(What this task involves) Below is a listing; write it out exactly and drop any images from it.

(Exercise inputs)

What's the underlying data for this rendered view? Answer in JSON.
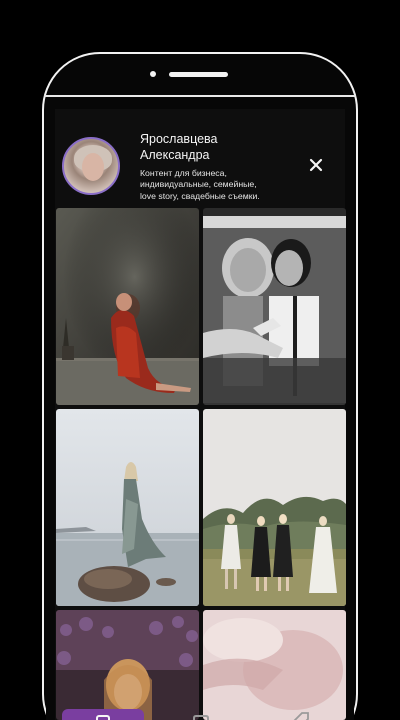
{
  "profile": {
    "name": "Ярославцева\nАлександра",
    "description": "Контент для бизнеса,\nиндивидуальные, семейные,\nlove story, свадебные съемки."
  },
  "icons": {
    "close": "close-icon",
    "nav_home": "home-icon",
    "nav_second": "bookmark-icon",
    "nav_third": "tag-icon"
  },
  "colors": {
    "accent": "#7a3ea0",
    "avatar_ring": "#8a6ec8",
    "background": "#0e0e0e",
    "text": "#f4f4f4"
  }
}
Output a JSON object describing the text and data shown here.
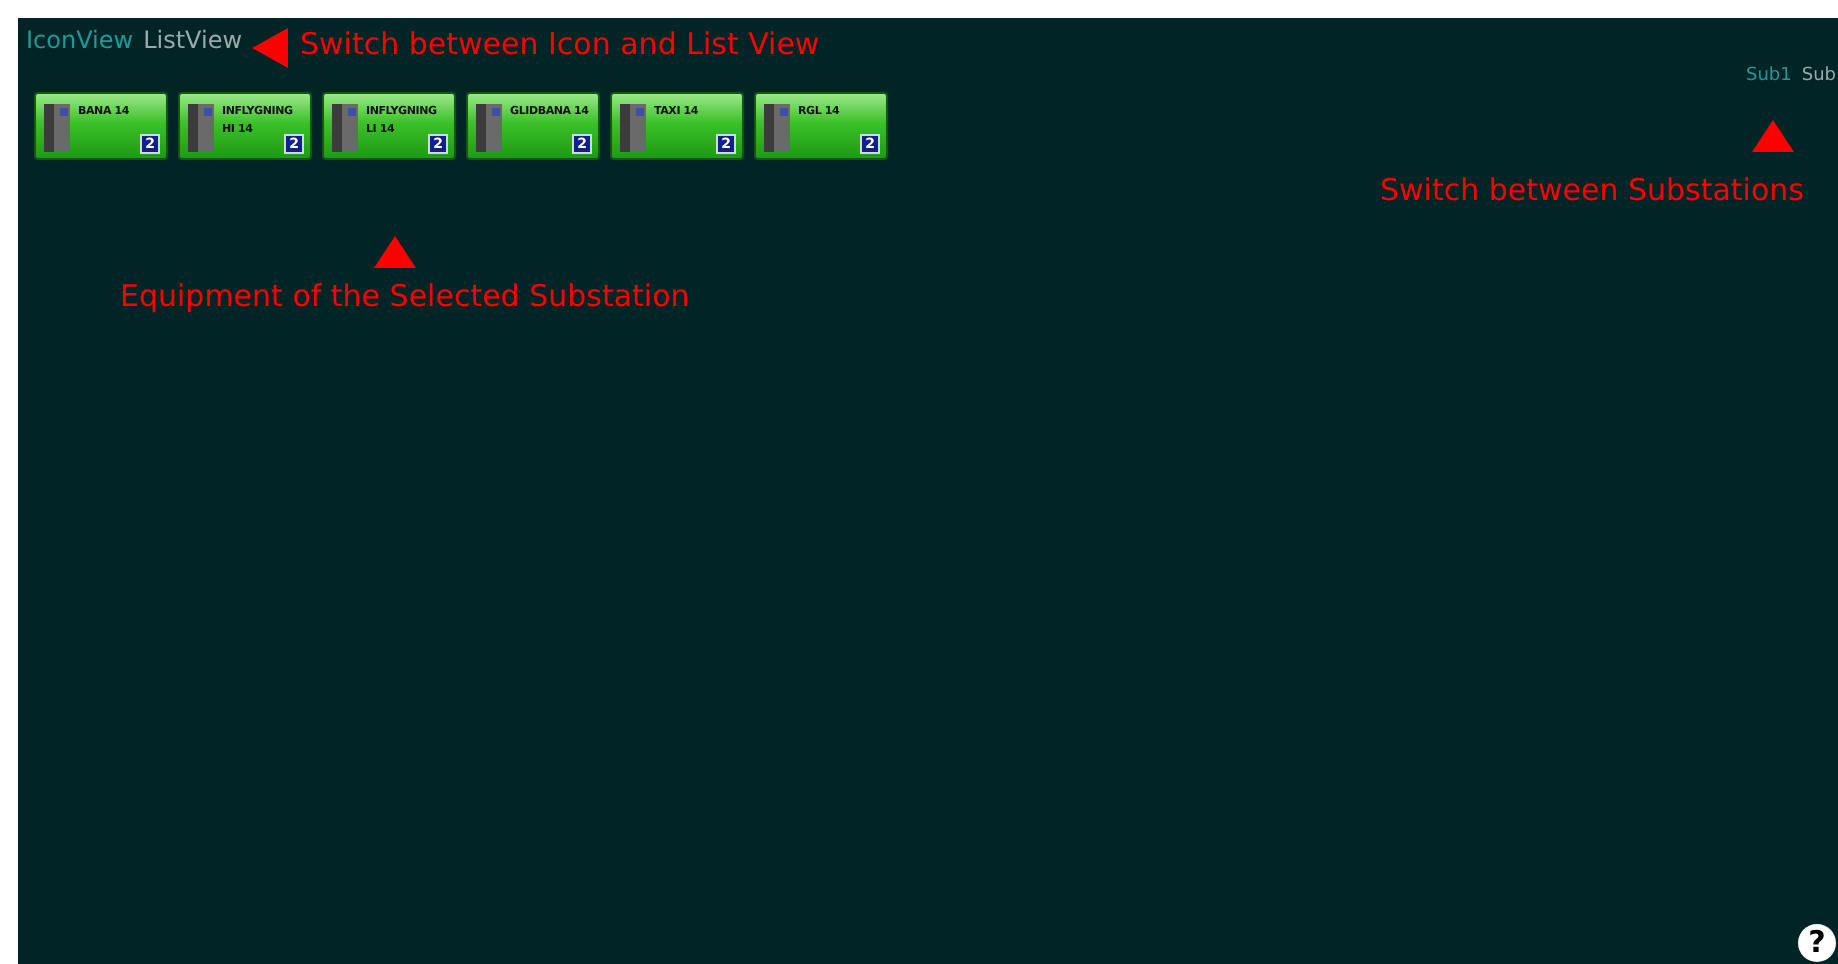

(Output for this exercise)
What's the underlying data for this rendered view? Answer in JSON.
{
  "profile": {
    "name": "Ярославцева\nАлександра",
    "description": "Контент для бизнеса,\nиндивидуальные, семейные,\nlove story, свадебные съемки."
  },
  "icons": {
    "close": "close-icon",
    "nav_home": "home-icon",
    "nav_second": "bookmark-icon",
    "nav_third": "tag-icon"
  },
  "colors": {
    "accent": "#7a3ea0",
    "avatar_ring": "#8a6ec8",
    "background": "#0e0e0e",
    "text": "#f4f4f4"
  }
}
Output a JSON object describing the text and data shown here.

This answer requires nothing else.